* What you are asked to do
Please report the number of lines in the entries below that contain "achieve", with nothing added.

* Study material

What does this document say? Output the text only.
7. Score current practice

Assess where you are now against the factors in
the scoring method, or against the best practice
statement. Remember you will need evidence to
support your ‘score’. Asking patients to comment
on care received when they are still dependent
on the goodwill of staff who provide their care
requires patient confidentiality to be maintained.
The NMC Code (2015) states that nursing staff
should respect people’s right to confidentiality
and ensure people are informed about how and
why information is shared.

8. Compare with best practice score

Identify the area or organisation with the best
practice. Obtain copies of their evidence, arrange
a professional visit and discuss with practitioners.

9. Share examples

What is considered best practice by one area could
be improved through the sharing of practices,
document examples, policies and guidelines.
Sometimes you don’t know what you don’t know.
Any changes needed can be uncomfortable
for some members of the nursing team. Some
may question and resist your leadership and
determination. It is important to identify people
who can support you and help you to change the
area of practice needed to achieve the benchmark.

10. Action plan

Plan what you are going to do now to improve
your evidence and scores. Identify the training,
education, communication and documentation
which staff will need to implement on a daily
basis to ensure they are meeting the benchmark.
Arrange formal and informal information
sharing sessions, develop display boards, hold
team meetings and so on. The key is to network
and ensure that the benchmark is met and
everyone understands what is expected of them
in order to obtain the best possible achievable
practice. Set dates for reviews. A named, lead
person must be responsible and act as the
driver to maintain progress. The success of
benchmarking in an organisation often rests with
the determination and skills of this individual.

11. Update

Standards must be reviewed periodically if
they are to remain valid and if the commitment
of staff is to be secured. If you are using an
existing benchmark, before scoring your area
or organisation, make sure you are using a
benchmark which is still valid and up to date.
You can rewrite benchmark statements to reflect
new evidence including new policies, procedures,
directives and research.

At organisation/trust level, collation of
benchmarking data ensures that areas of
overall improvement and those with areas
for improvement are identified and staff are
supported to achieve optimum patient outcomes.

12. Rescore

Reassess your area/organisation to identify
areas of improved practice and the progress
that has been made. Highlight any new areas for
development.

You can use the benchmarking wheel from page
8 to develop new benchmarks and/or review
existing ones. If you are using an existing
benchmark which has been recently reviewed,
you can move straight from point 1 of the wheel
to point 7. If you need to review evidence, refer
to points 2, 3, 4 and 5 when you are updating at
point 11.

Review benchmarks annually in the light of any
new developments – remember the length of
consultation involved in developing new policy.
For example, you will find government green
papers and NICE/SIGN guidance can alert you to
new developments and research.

* Exercise result
2